* START Data listing *

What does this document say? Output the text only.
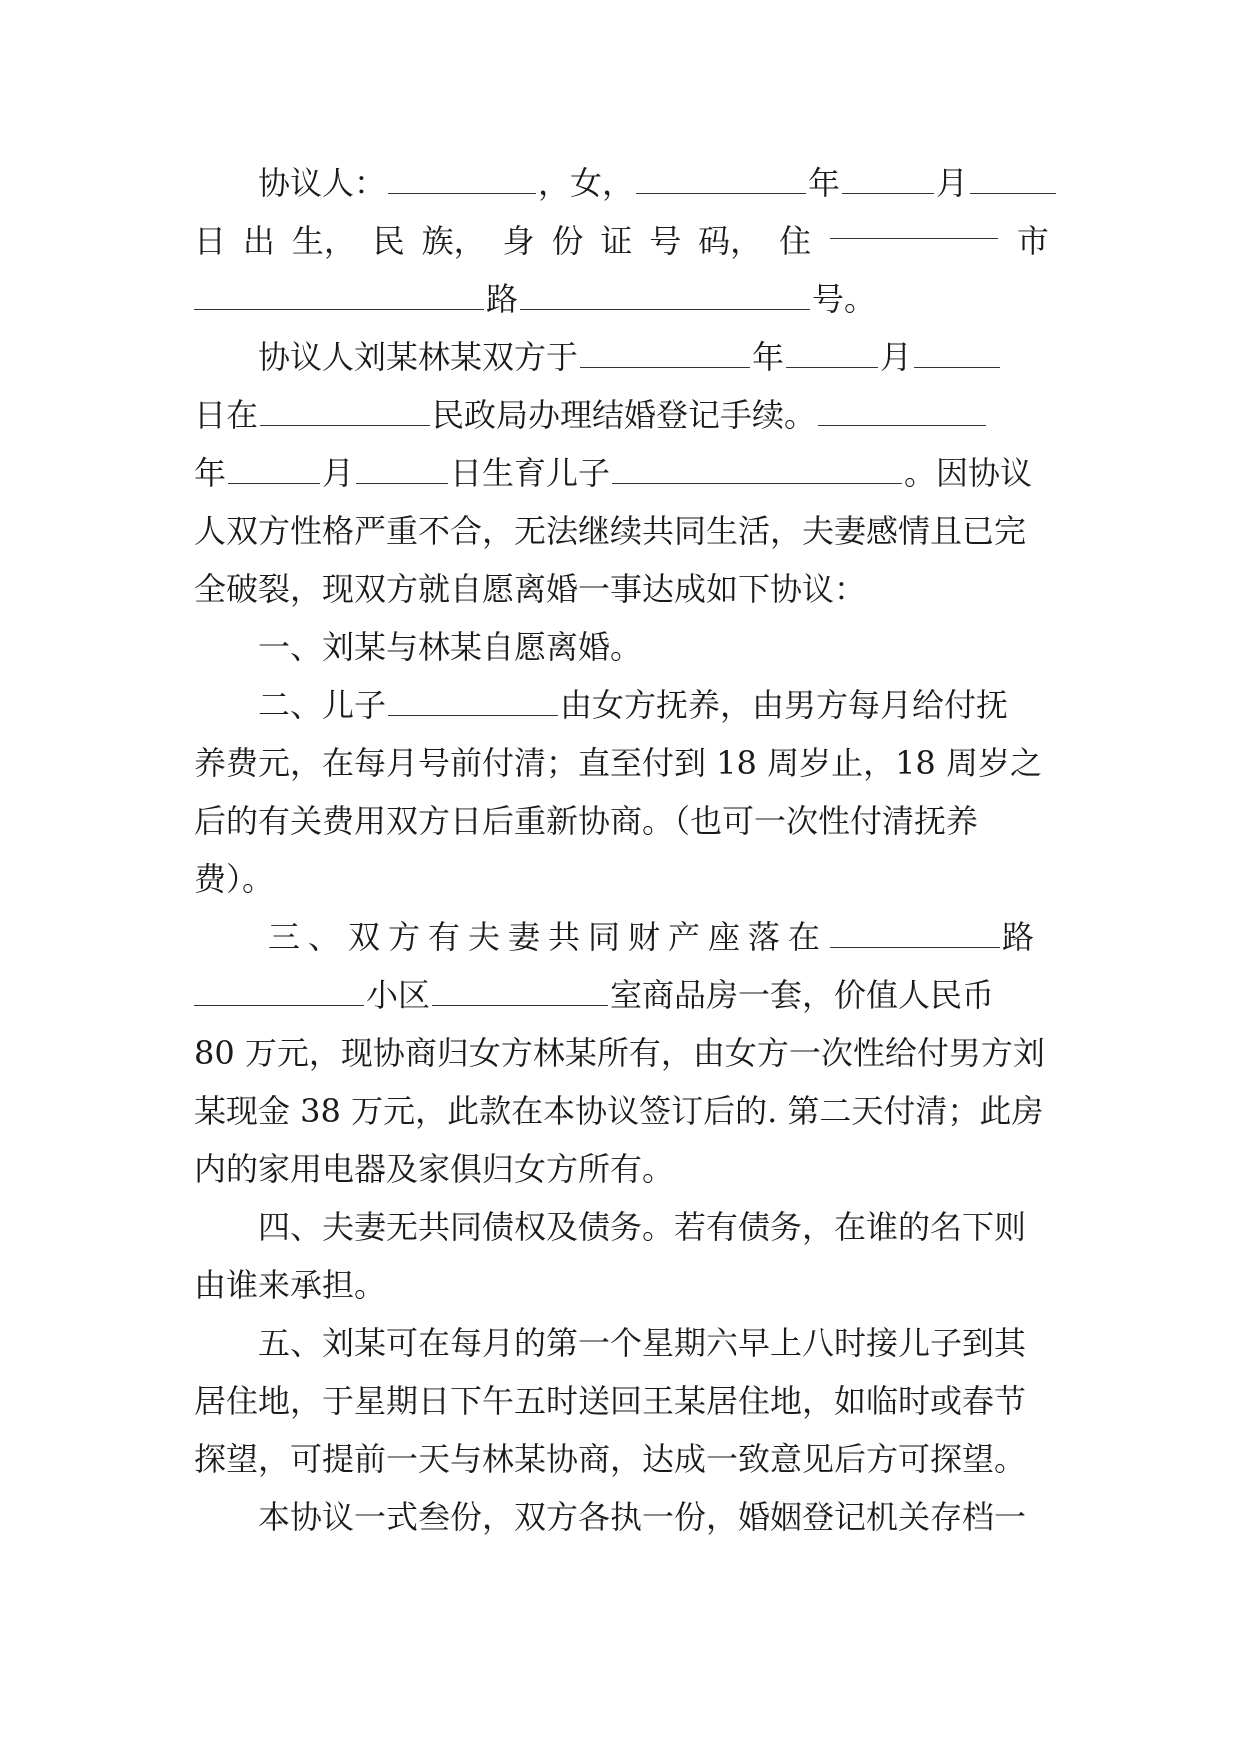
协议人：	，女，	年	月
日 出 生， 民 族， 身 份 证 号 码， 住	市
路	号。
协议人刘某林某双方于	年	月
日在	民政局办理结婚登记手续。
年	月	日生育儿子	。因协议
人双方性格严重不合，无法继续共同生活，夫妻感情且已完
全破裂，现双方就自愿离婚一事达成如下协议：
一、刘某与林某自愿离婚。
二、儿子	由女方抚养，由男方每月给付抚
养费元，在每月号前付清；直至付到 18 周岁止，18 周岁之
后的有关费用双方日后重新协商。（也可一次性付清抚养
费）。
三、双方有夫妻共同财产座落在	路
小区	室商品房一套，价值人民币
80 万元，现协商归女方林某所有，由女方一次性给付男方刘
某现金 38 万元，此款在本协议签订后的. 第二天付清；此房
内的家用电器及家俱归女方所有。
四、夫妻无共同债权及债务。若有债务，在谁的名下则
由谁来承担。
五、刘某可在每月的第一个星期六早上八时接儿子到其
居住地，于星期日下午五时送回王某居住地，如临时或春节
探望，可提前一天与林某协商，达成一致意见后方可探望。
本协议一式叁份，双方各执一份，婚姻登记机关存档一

* END Data listing *
* START Data listing *

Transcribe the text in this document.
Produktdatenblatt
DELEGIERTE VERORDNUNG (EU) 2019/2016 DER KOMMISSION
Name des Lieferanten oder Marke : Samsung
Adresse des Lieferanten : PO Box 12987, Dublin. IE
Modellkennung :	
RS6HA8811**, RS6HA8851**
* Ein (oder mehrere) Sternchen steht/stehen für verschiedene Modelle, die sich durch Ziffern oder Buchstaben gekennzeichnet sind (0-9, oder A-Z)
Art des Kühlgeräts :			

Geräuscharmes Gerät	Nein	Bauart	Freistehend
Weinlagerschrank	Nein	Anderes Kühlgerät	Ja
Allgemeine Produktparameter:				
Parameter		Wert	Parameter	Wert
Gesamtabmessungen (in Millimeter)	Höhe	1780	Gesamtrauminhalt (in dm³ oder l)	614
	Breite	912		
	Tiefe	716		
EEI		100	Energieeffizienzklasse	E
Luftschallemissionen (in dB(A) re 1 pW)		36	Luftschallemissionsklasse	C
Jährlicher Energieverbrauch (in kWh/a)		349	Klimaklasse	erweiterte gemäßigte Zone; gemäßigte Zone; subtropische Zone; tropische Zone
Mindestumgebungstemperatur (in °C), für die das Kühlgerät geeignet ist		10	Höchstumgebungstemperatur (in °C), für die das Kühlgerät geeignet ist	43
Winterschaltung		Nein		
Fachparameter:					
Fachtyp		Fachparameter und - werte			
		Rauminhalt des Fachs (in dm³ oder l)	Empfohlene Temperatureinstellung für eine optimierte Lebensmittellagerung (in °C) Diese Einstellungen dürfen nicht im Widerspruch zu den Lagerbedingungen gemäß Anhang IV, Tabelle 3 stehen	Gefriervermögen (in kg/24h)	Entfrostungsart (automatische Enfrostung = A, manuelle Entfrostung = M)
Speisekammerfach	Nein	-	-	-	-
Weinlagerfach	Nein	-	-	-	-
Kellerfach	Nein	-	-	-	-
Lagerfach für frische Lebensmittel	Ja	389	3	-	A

* END Data listing *
* START Data listing *

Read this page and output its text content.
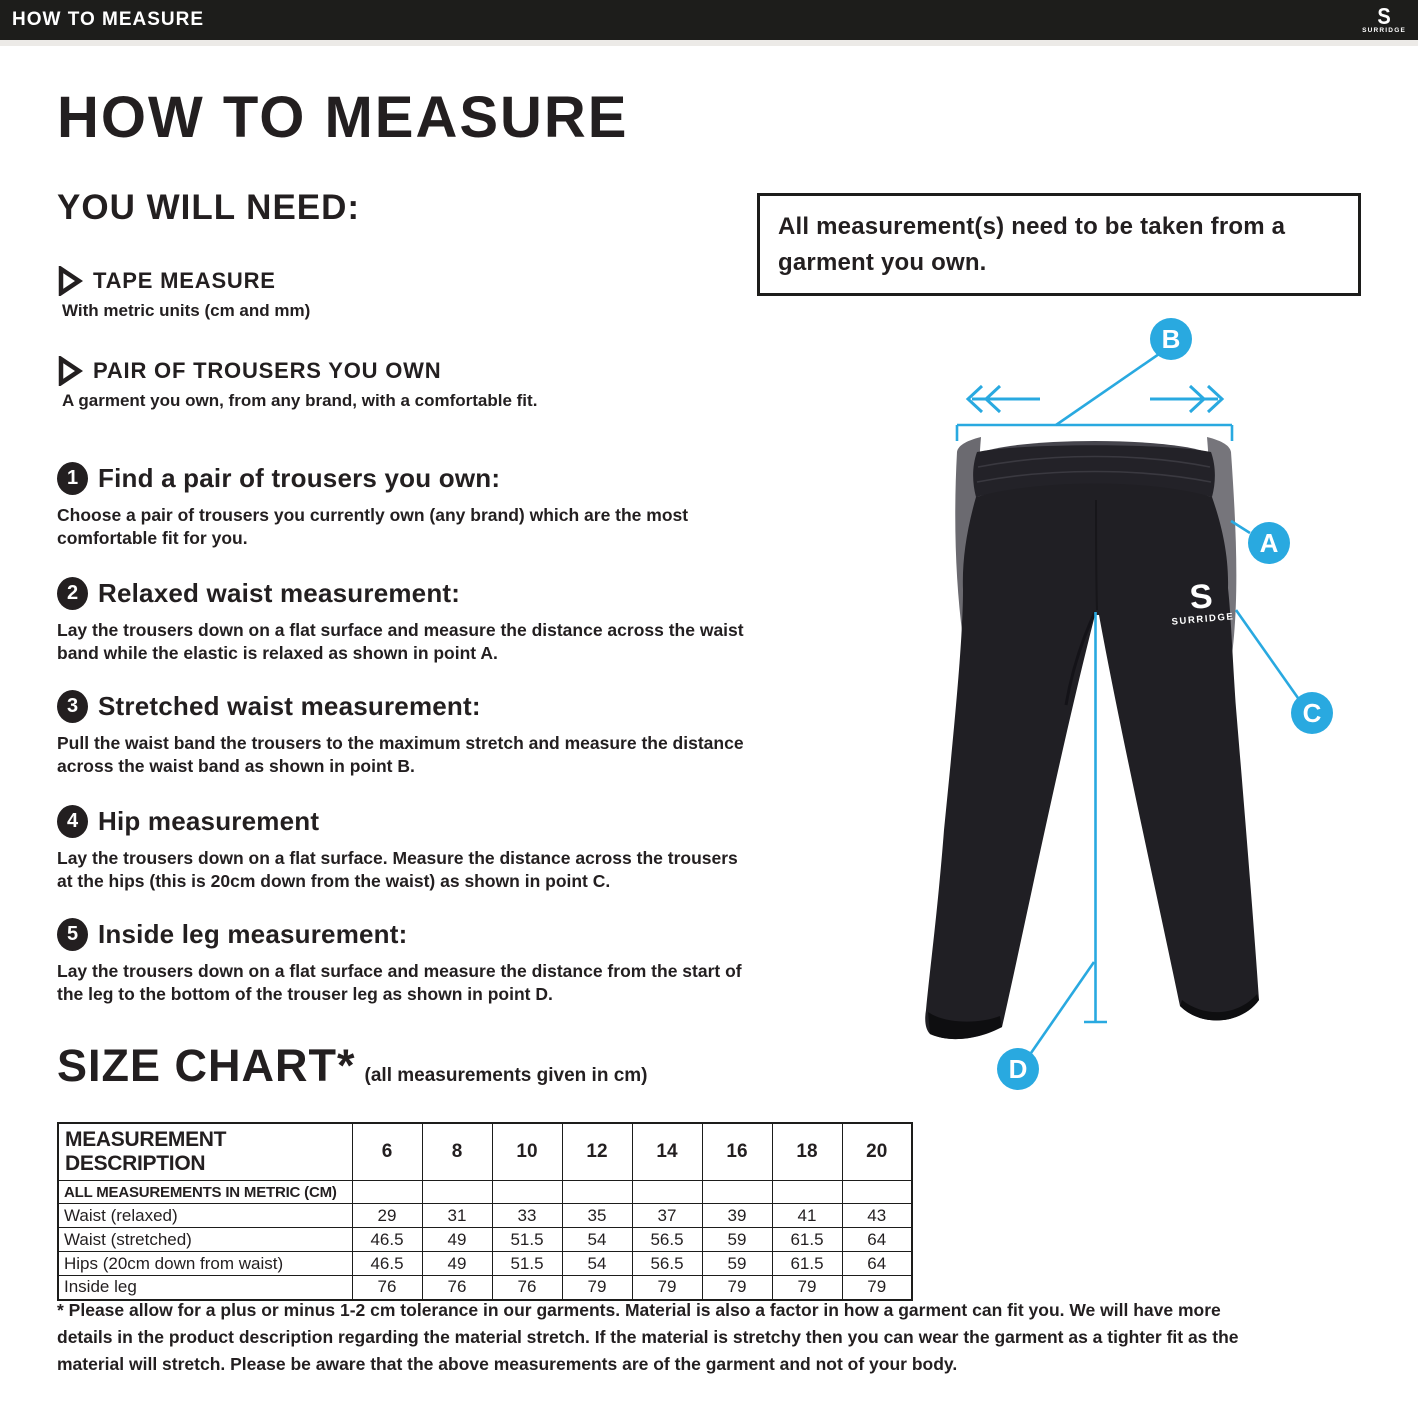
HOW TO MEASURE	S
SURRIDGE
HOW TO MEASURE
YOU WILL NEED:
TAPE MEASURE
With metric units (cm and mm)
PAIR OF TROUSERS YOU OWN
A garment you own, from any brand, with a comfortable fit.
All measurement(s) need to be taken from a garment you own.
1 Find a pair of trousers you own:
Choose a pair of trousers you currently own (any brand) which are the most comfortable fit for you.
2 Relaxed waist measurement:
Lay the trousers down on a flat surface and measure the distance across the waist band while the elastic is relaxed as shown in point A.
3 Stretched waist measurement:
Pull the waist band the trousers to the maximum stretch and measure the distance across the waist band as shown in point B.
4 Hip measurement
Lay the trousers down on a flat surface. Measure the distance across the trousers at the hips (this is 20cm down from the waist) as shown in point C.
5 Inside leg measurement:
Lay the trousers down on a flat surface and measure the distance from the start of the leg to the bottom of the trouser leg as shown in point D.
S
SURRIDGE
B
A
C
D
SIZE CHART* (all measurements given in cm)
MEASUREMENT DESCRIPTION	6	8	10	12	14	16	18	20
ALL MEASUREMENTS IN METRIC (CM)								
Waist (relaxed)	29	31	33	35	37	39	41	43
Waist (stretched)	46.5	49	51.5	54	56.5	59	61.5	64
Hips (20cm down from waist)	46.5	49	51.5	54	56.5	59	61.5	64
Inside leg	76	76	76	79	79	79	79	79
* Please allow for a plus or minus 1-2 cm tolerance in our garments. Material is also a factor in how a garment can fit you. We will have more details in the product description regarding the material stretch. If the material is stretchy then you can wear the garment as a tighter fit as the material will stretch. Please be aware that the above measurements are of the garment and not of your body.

* END Data listing *

- [Goal]:
Find all the lines containing "from" in the material, then copy them.

- [Output of the exercise]:
A garment you own, from any brand, with a comfortable fit.
All measurement(s) need to be taken from a garment you own.
Lay the trousers down on a flat surface. Measure the distance across the trousers at the hips (this is 20cm down from the waist) as shown in point C.
Lay the trousers down on a flat surface and measure the distance from the start of the leg to the bottom of the trouser leg as shown in point D.
Hips (20cm down from waist)	46.5	49	51.5	54	56.5	59	61.5	64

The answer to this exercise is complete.